The task: Report every line in the listing that contains the string "peculiar".

── Recorded data ──

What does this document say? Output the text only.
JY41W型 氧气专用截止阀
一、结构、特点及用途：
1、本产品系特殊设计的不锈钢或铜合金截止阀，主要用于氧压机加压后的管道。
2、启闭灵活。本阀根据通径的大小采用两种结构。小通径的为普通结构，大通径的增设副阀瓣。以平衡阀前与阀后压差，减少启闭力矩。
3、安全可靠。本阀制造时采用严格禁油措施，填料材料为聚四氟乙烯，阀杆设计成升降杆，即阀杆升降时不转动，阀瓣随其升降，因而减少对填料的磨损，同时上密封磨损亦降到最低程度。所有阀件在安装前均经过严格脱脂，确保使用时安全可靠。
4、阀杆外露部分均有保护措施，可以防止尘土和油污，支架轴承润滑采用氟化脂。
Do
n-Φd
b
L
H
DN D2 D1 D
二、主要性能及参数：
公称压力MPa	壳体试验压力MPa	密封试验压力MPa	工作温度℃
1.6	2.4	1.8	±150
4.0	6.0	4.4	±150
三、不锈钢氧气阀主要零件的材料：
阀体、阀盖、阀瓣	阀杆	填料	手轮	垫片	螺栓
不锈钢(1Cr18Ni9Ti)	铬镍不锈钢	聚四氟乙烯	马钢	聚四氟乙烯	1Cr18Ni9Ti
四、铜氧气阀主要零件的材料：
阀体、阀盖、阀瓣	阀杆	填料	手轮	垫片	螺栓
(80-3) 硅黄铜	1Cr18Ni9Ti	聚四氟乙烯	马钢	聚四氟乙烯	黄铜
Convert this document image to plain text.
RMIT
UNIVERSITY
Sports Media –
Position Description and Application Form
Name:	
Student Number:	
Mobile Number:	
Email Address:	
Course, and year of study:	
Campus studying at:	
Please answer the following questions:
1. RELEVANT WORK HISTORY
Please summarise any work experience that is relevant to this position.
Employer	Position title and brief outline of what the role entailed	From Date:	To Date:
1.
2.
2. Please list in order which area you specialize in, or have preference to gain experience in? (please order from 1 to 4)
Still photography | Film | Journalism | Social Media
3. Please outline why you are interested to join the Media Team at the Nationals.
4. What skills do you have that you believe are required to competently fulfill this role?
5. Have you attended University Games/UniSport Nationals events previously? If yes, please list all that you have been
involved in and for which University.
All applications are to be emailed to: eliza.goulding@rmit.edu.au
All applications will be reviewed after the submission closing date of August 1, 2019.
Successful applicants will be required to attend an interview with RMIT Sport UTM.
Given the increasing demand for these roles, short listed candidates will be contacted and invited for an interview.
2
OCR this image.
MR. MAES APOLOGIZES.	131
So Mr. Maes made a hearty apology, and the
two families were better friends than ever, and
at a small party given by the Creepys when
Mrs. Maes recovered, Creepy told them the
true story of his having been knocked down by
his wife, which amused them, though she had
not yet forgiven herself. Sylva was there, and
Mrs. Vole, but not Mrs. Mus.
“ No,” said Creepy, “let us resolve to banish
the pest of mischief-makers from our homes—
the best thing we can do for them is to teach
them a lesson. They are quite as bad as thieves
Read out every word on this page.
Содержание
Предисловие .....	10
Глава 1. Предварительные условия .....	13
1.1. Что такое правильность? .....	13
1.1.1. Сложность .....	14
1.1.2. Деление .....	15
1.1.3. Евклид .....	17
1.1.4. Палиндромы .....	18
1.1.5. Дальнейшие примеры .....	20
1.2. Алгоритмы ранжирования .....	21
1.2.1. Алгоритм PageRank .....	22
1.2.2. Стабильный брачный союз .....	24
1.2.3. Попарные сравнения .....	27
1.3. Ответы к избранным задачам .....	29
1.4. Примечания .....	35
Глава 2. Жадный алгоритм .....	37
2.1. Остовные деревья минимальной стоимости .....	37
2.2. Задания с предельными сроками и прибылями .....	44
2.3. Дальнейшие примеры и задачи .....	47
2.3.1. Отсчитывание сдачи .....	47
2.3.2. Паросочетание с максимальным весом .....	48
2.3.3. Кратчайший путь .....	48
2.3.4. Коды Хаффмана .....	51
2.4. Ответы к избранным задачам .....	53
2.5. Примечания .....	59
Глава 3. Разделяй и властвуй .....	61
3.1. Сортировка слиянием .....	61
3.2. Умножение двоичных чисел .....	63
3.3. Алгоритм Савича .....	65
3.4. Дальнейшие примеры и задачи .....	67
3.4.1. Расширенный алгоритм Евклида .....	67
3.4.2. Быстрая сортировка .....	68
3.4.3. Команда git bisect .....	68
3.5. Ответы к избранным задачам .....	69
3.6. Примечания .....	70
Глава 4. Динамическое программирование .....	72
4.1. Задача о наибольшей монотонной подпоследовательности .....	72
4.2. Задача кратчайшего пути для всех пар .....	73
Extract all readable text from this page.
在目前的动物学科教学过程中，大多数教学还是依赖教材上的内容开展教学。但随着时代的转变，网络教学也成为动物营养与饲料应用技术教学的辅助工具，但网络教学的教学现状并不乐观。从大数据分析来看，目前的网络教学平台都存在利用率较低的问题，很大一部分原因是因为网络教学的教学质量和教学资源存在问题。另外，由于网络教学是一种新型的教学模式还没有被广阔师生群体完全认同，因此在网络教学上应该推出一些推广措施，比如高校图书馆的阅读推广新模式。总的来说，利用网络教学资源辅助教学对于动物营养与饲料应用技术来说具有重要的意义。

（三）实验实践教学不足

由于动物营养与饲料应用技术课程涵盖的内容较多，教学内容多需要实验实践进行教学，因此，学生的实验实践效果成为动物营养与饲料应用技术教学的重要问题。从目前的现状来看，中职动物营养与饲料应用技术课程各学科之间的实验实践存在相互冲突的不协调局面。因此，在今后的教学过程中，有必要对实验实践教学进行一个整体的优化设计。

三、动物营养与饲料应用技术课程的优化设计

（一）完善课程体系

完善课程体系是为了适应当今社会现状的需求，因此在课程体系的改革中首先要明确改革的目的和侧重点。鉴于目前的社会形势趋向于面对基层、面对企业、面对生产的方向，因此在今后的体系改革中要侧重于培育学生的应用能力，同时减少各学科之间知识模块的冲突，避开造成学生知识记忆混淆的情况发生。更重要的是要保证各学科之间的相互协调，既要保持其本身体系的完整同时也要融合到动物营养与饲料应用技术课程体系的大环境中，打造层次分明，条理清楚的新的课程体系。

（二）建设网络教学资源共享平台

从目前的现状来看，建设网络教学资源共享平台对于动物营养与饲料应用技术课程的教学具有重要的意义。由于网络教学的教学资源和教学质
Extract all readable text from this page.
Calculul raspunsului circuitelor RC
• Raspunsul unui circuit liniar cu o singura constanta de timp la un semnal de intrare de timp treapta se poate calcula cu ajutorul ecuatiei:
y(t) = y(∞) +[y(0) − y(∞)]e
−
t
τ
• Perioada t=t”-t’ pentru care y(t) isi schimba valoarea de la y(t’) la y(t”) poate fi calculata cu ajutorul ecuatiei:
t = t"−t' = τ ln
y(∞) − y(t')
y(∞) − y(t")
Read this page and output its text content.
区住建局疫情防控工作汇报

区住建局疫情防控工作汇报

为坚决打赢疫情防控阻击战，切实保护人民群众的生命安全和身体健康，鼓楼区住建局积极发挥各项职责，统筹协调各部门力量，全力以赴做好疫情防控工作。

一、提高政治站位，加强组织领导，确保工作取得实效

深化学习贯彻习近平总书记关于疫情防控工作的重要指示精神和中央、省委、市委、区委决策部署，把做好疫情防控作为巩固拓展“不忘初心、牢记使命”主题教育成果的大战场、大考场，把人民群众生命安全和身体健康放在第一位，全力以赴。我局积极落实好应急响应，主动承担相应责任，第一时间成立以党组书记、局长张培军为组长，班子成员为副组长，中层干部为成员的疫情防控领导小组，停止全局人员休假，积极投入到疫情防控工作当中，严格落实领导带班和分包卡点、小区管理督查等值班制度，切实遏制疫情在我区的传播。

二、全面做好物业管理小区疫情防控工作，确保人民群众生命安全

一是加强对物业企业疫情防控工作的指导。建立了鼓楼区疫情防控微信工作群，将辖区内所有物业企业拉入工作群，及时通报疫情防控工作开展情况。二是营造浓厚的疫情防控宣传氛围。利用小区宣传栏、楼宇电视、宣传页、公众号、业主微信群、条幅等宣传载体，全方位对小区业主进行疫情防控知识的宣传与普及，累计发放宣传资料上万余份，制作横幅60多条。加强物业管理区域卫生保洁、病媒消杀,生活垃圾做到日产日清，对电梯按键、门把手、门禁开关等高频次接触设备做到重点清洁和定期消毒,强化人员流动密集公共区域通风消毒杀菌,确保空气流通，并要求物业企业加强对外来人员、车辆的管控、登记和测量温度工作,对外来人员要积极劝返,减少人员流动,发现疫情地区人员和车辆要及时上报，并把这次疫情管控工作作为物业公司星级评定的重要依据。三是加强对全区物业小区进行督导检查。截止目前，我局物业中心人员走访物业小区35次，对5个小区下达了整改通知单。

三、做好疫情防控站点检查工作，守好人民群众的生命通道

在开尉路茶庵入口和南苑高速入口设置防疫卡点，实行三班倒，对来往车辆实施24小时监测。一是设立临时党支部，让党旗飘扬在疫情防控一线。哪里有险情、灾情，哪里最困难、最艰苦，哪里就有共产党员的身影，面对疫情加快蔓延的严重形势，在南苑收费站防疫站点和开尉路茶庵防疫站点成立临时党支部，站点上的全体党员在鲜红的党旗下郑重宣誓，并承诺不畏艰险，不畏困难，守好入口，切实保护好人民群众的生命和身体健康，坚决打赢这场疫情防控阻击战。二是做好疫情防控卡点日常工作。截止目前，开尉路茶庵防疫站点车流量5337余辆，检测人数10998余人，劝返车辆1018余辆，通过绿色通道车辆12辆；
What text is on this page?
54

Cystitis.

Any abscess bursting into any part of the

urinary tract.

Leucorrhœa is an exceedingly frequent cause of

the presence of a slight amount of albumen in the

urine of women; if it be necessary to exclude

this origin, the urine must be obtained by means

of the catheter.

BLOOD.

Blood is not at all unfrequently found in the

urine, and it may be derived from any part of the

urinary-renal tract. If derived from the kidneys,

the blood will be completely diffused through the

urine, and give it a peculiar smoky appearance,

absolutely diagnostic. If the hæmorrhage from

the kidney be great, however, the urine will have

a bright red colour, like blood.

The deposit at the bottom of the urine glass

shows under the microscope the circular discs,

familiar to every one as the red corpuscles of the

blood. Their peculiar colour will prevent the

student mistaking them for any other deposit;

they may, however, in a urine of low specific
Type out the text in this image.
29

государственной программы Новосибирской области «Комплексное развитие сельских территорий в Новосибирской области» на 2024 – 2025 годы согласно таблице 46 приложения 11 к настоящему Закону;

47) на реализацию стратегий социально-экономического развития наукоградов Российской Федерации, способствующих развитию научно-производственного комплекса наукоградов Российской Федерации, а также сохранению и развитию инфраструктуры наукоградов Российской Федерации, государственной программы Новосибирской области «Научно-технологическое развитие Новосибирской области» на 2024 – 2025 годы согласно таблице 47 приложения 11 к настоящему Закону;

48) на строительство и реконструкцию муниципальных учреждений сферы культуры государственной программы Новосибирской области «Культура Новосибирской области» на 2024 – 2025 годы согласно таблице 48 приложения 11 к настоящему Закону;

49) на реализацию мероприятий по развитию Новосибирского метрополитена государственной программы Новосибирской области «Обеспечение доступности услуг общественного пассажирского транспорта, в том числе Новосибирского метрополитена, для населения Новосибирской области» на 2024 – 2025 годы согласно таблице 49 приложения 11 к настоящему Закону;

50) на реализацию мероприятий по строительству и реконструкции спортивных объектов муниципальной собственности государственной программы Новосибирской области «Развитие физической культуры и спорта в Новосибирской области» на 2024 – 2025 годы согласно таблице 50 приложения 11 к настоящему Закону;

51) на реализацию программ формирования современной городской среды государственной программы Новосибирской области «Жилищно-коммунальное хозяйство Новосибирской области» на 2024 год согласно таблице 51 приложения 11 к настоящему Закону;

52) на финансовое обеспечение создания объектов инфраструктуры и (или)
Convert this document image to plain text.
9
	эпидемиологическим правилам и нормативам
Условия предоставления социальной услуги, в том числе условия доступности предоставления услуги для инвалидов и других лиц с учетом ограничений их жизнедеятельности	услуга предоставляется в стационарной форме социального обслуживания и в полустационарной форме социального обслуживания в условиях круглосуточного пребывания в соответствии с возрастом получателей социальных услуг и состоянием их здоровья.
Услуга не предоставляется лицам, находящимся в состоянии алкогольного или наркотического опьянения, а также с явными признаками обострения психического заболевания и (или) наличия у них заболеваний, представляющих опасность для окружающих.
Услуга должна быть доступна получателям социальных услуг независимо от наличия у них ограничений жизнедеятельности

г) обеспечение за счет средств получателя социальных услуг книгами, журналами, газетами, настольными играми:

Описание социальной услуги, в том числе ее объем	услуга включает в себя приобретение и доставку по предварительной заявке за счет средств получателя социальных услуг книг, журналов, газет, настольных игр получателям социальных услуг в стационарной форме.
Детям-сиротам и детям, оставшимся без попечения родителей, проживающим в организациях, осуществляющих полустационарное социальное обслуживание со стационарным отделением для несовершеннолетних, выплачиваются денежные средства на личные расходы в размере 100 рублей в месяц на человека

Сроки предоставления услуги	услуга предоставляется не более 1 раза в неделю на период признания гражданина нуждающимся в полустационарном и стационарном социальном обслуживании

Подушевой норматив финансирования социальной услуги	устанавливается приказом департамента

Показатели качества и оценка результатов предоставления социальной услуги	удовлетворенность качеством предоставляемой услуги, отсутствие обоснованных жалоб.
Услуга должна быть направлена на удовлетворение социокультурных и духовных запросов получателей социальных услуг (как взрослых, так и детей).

───

Task answer:
urine, and give it a peculiar smoky appearance,
blood. Their peculiar colour will prevent the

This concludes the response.